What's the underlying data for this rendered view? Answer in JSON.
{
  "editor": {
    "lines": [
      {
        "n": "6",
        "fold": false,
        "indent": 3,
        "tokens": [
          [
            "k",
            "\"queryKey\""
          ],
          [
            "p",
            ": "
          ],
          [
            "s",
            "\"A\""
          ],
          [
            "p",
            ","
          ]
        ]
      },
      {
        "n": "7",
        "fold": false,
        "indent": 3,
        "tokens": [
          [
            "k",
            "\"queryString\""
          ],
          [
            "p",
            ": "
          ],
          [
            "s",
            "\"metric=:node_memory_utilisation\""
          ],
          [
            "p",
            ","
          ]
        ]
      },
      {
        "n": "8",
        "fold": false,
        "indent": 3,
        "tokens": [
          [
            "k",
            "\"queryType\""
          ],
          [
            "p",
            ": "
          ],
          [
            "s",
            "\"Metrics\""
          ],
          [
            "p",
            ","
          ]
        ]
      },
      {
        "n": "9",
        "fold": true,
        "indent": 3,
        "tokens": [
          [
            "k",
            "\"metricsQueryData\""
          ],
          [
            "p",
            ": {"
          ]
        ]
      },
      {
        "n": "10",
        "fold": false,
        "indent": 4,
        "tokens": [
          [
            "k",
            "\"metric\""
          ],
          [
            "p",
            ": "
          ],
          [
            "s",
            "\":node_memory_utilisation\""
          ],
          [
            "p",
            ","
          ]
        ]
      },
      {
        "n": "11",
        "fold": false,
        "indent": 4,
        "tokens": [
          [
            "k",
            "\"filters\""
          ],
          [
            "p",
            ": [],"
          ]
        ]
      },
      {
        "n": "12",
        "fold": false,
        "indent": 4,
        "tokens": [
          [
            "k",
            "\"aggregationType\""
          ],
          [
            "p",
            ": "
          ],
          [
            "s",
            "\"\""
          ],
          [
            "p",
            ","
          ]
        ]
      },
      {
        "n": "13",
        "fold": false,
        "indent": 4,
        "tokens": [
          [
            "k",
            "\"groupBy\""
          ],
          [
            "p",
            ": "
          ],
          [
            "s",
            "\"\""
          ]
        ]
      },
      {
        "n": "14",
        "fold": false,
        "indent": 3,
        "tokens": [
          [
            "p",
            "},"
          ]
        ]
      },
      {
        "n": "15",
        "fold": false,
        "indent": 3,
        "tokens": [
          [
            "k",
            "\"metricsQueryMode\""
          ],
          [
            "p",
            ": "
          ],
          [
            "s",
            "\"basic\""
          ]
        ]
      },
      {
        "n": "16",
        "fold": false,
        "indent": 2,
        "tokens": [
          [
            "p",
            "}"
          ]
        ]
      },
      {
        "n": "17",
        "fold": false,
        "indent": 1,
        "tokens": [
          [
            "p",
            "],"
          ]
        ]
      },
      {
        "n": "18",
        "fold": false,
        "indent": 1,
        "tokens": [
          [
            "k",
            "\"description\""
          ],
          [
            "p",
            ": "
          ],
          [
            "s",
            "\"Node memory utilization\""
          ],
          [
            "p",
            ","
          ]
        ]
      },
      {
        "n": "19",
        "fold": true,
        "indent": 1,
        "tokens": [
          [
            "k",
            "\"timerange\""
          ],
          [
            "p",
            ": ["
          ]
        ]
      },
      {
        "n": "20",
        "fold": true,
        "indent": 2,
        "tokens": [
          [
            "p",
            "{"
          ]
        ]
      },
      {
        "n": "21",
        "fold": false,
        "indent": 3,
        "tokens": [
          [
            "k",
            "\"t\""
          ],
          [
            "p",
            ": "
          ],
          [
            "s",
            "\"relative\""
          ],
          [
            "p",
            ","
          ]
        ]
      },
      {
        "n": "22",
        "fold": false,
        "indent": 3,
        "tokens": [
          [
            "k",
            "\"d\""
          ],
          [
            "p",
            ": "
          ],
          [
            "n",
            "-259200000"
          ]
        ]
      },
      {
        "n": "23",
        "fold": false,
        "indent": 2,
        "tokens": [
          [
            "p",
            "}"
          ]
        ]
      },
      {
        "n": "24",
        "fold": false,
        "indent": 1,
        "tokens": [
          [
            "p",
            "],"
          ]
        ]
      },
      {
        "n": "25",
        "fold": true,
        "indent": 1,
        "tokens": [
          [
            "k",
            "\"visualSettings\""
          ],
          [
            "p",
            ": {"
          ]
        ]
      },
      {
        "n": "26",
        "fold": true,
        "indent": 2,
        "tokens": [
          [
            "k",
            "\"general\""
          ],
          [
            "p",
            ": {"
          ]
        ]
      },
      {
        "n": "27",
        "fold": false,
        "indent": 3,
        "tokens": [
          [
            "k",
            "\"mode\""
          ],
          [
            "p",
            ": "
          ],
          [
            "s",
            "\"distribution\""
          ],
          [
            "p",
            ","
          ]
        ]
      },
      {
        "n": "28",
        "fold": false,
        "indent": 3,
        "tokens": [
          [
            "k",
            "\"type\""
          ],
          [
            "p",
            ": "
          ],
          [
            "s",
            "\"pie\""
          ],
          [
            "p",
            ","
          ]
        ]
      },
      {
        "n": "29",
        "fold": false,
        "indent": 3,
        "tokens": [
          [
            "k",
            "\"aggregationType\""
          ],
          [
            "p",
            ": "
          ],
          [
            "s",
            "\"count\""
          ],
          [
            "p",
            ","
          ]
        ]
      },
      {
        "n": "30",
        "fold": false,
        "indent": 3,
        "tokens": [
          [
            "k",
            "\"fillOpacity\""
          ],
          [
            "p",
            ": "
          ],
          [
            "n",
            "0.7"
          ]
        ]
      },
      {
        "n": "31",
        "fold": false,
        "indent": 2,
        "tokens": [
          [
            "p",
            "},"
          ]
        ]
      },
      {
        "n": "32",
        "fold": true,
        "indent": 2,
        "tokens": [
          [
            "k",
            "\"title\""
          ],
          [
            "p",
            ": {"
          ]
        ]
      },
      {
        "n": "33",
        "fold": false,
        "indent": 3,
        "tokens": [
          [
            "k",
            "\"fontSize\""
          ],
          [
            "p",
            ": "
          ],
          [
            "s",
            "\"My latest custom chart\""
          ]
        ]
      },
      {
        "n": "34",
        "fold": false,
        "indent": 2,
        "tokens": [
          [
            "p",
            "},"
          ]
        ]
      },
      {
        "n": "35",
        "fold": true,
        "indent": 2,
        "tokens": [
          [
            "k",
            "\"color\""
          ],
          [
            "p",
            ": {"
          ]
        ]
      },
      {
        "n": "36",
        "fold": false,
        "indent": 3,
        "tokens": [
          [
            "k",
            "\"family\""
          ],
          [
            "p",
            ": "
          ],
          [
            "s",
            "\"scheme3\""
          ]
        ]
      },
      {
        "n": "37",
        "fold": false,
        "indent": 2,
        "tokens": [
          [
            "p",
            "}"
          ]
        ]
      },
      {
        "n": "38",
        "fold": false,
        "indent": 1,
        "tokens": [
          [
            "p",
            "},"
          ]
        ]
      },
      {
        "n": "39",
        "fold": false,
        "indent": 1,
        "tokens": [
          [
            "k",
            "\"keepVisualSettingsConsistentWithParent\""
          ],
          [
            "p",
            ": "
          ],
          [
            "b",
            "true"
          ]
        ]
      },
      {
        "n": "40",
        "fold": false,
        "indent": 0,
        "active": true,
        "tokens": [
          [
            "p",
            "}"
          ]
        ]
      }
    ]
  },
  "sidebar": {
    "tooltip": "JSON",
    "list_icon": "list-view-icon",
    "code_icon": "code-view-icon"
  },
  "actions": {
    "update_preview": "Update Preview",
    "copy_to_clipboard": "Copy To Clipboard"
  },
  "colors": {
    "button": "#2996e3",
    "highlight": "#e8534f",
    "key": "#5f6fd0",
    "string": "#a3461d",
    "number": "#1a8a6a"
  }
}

◆ YOUR INSTRUCTIONS: Quote each line above in full, word for word.

◆ RESULT:
What's the underlying data for this rendered view? Answer in JSON.
{
  "editor": {
    "lines": [
      {
        "n": "6",
        "fold": false,
        "indent": 3,
        "tokens": [
          [
            "k",
            "\"queryKey\""
          ],
          [
            "p",
            ": "
          ],
          [
            "s",
            "\"A\""
          ],
          [
            "p",
            ","
          ]
        ]
      },
      {
        "n": "7",
        "fold": false,
        "indent": 3,
        "tokens": [
          [
            "k",
            "\"queryString\""
          ],
          [
            "p",
            ": "
          ],
          [
            "s",
            "\"metric=:node_memory_utilisation\""
          ],
          [
            "p",
            ","
          ]
        ]
      },
      {
        "n": "8",
        "fold": false,
        "indent": 3,
        "tokens": [
          [
            "k",
            "\"queryType\""
          ],
          [
            "p",
            ": "
          ],
          [
            "s",
            "\"Metrics\""
          ],
          [
            "p",
            ","
          ]
        ]
      },
      {
        "n": "9",
        "fold": true,
        "indent": 3,
        "tokens": [
          [
            "k",
            "\"metricsQueryData\""
          ],
          [
            "p",
            ": {"
          ]
        ]
      },
      {
        "n": "10",
        "fold": false,
        "indent": 4,
        "tokens": [
          [
            "k",
            "\"metric\""
          ],
          [
            "p",
            ": "
          ],
          [
            "s",
            "\":node_memory_utilisation\""
          ],
          [
            "p",
            ","
          ]
        ]
      },
      {
        "n": "11",
        "fold": false,
        "indent": 4,
        "tokens": [
          [
            "k",
            "\"filters\""
          ],
          [
            "p",
            ": [],"
          ]
        ]
      },
      {
        "n": "12",
        "fold": false,
        "indent": 4,
        "tokens": [
          [
            "k",
            "\"aggregationType\""
          ],
          [
            "p",
            ": "
          ],
          [
            "s",
            "\"\""
          ],
          [
            "p",
            ","
          ]
        ]
      },
      {
        "n": "13",
        "fold": false,
        "indent": 4,
        "tokens": [
          [
            "k",
            "\"groupBy\""
          ],
          [
            "p",
            ": "
          ],
          [
            "s",
            "\"\""
          ]
        ]
      },
      {
        "n": "14",
        "fold": false,
        "indent": 3,
        "tokens": [
          [
            "p",
            "},"
          ]
        ]
      },
      {
        "n": "15",
        "fold": false,
        "indent": 3,
        "tokens": [
          [
            "k",
            "\"metricsQueryMode\""
          ],
          [
            "p",
            ": "
          ],
          [
            "s",
            "\"basic\""
          ]
        ]
      },
      {
        "n": "16",
        "fold": false,
        "indent": 2,
        "tokens": [
          [
            "p",
            "}"
          ]
        ]
      },
      {
        "n": "17",
        "fold": false,
        "indent": 1,
        "tokens": [
          [
            "p",
            "],"
          ]
        ]
      },
      {
        "n": "18",
        "fold": false,
        "indent": 1,
        "tokens": [
          [
            "k",
            "\"description\""
          ],
          [
            "p",
            ": "
          ],
          [
            "s",
            "\"Node memory utilization\""
          ],
          [
            "p",
            ","
          ]
        ]
      },
      {
        "n": "19",
        "fold": true,
        "indent": 1,
        "tokens": [
          [
            "k",
            "\"timerange\""
          ],
          [
            "p",
            ": ["
          ]
        ]
      },
      {
        "n": "20",
        "fold": true,
        "indent": 2,
        "tokens": [
          [
            "p",
            "{"
          ]
        ]
      },
      {
        "n": "21",
        "fold": false,
        "indent": 3,
        "tokens": [
          [
            "k",
            "\"t\""
          ],
          [
            "p",
            ": "
          ],
          [
            "s",
            "\"relative\""
          ],
          [
            "p",
            ","
          ]
        ]
      },
      {
        "n": "22",
        "fold": false,
        "indent": 3,
        "tokens": [
          [
            "k",
            "\"d\""
          ],
          [
            "p",
            ": "
          ],
          [
            "n",
            "-259200000"
          ]
        ]
      },
      {
        "n": "23",
        "fold": false,
        "indent": 2,
        "tokens": [
          [
            "p",
            "}"
          ]
        ]
      },
      {
        "n": "24",
        "fold": false,
        "indent": 1,
        "tokens": [
          [
            "p",
            "],"
          ]
        ]
      },
      {
        "n": "25",
        "fold": true,
        "indent": 1,
        "tokens": [
          [
            "k",
            "\"visualSettings\""
          ],
          [
            "p",
            ": {"
          ]
        ]
      },
      {
        "n": "26",
        "fold": true,
        "indent": 2,
        "tokens": [
          [
            "k",
            "\"general\""
          ],
          [
            "p",
            ": {"
          ]
        ]
      },
      {
        "n": "27",
        "fold": false,
        "indent": 3,
        "tokens": [
          [
            "k",
            "\"mode\""
          ],
          [
            "p",
            ": "
          ],
          [
            "s",
            "\"distribution\""
          ],
          [
            "p",
            ","
          ]
        ]
      },
      {
        "n": "28",
        "fold": false,
        "indent": 3,
        "tokens": [
          [
            "k",
            "\"type\""
          ],
          [
            "p",
            ": "
          ],
          [
            "s",
            "\"pie\""
          ],
          [
            "p",
            ","
          ]
        ]
      },
      {
        "n": "29",
        "fold": false,
        "indent": 3,
        "tokens": [
          [
            "k",
            "\"aggregationType\""
          ],
          [
            "p",
            ": "
          ],
          [
            "s",
            "\"count\""
          ],
          [
            "p",
            ","
          ]
        ]
      },
      {
        "n": "30",
        "fold": false,
        "indent": 3,
        "tokens": [
          [
            "k",
            "\"fillOpacity\""
          ],
          [
            "p",
            ": "
          ],
          [
            "n",
            "0.7"
          ]
        ]
      },
      {
        "n": "31",
        "fold": false,
        "indent": 2,
        "tokens": [
          [
            "p",
            "},"
          ]
        ]
      },
      {
        "n": "32",
        "fold": true,
        "indent": 2,
        "tokens": [
          [
            "k",
            "\"title\""
          ],
          [
            "p",
            ": {"
          ]
        ]
      },
      {
        "n": "33",
        "fold": false,
        "indent": 3,
        "tokens": [
          [
            "k",
            "\"fontSize\""
          ],
          [
            "p",
            ": "
          ],
          [
            "s",
            "\"My latest custom chart\""
          ]
        ]
      },
      {
        "n": "34",
        "fold": false,
        "indent": 2,
        "tokens": [
          [
            "p",
            "},"
          ]
        ]
      },
      {
        "n": "35",
        "fold": true,
        "indent": 2,
        "tokens": [
          [
            "k",
            "\"color\""
          ],
          [
            "p",
            ": {"
          ]
        ]
      },
      {
        "n": "36",
        "fold": false,
        "indent": 3,
        "tokens": [
          [
            "k",
            "\"family\""
          ],
          [
            "p",
            ": "
          ],
          [
            "s",
            "\"scheme3\""
          ]
        ]
      },
      {
        "n": "37",
        "fold": false,
        "indent": 2,
        "tokens": [
          [
            "p",
            "}"
          ]
        ]
      },
      {
        "n": "38",
        "fold": false,
        "indent": 1,
        "tokens": [
          [
            "p",
            "},"
          ]
        ]
      },
      {
        "n": "39",
        "fold": false,
        "indent": 1,
        "tokens": [
          [
            "k",
            "\"keepVisualSettingsConsistentWithParent\""
          ],
          [
            "p",
            ": "
          ],
          [
            "b",
            "true"
          ]
        ]
      },
      {
        "n": "40",
        "fold": false,
        "indent": 0,
        "active": true,
        "tokens": [
          [
            "p",
            "}"
          ]
        ]
      }
    ]
  },
  "sidebar": {
    "tooltip": "JSON",
    "list_icon": "list-view-icon",
    "code_icon": "code-view-icon"
  },
  "actions": {
    "update_preview": "Update Preview",
    "copy_to_clipboard": "Copy To Clipboard"
  },
  "colors": {
    "button": "#2996e3",
    "highlight": "#e8534f",
    "key": "#5f6fd0",
    "string": "#a3461d",
    "number": "#1a8a6a"
  }
}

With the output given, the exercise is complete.